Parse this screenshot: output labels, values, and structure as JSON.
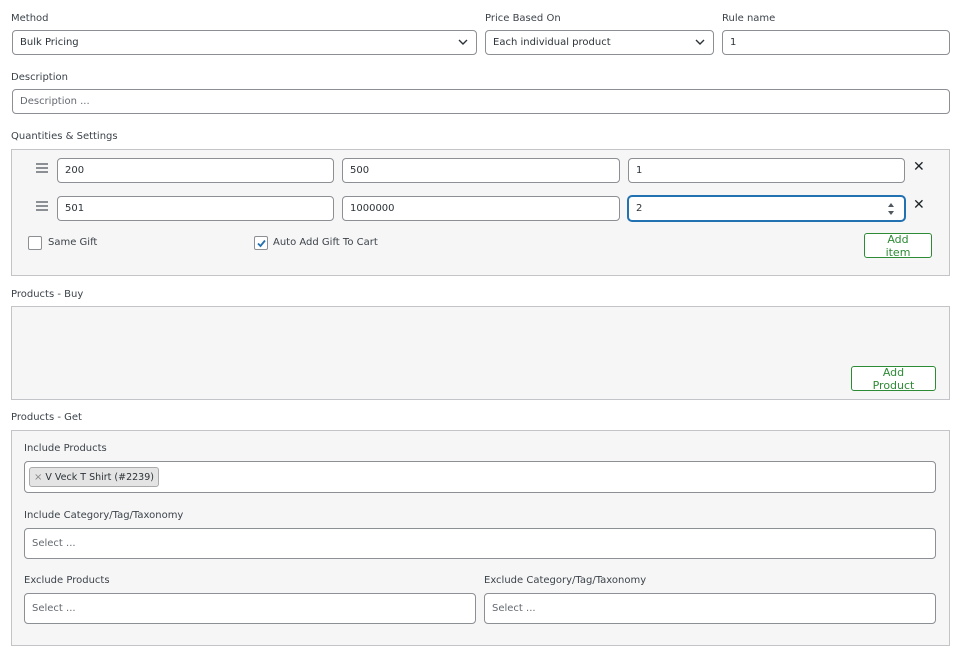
{
  "method": {
    "label": "Method",
    "value": "Bulk Pricing"
  },
  "price_based_on": {
    "label": "Price Based On",
    "value": "Each individual product"
  },
  "rule_name": {
    "label": "Rule name",
    "value": "1"
  },
  "description": {
    "label": "Description",
    "placeholder": "Description ..."
  },
  "quantities": {
    "label": "Quantities & Settings",
    "rows": [
      {
        "min": "200",
        "max": "500",
        "qty": "1",
        "remove": "✕"
      },
      {
        "min": "501",
        "max": "1000000",
        "qty": "2",
        "remove": "✕"
      }
    ],
    "same_gift": {
      "label": "Same Gift",
      "checked": false
    },
    "auto_add": {
      "label": "Auto Add Gift To Cart",
      "checked": true
    },
    "add_item": "Add item"
  },
  "products_buy": {
    "label": "Products - Buy",
    "add_product": "Add Product"
  },
  "products_get": {
    "label": "Products - Get",
    "include_products": {
      "label": "Include Products",
      "tags": [
        {
          "remove": "×",
          "text": "V Veck T Shirt (#2239)"
        }
      ]
    },
    "include_category": {
      "label": "Include Category/Tag/Taxonomy",
      "placeholder": "Select ..."
    },
    "exclude_products": {
      "label": "Exclude Products",
      "placeholder": "Select ..."
    },
    "exclude_category": {
      "label": "Exclude Category/Tag/Taxonomy",
      "placeholder": "Select ..."
    }
  },
  "colors": {
    "accent_green": "#2d8a35",
    "focus_blue": "#2271b1",
    "panel_bg": "#f6f6f6"
  }
}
************
- [WHAT YOU NEED TO DO] Give every record back exactly as it reads, with no images.

- [RESPONSE BELOW]
Parse this screenshot: output labels, values, and structure as JSON.
{
  "method": {
    "label": "Method",
    "value": "Bulk Pricing"
  },
  "price_based_on": {
    "label": "Price Based On",
    "value": "Each individual product"
  },
  "rule_name": {
    "label": "Rule name",
    "value": "1"
  },
  "description": {
    "label": "Description",
    "placeholder": "Description ..."
  },
  "quantities": {
    "label": "Quantities & Settings",
    "rows": [
      {
        "min": "200",
        "max": "500",
        "qty": "1",
        "remove": "✕"
      },
      {
        "min": "501",
        "max": "1000000",
        "qty": "2",
        "remove": "✕"
      }
    ],
    "same_gift": {
      "label": "Same Gift",
      "checked": false
    },
    "auto_add": {
      "label": "Auto Add Gift To Cart",
      "checked": true
    },
    "add_item": "Add item"
  },
  "products_buy": {
    "label": "Products - Buy",
    "add_product": "Add Product"
  },
  "products_get": {
    "label": "Products - Get",
    "include_products": {
      "label": "Include Products",
      "tags": [
        {
          "remove": "×",
          "text": "V Veck T Shirt (#2239)"
        }
      ]
    },
    "include_category": {
      "label": "Include Category/Tag/Taxonomy",
      "placeholder": "Select ..."
    },
    "exclude_products": {
      "label": "Exclude Products",
      "placeholder": "Select ..."
    },
    "exclude_category": {
      "label": "Exclude Category/Tag/Taxonomy",
      "placeholder": "Select ..."
    }
  },
  "colors": {
    "accent_green": "#2d8a35",
    "focus_blue": "#2271b1",
    "panel_bg": "#f6f6f6"
  }
}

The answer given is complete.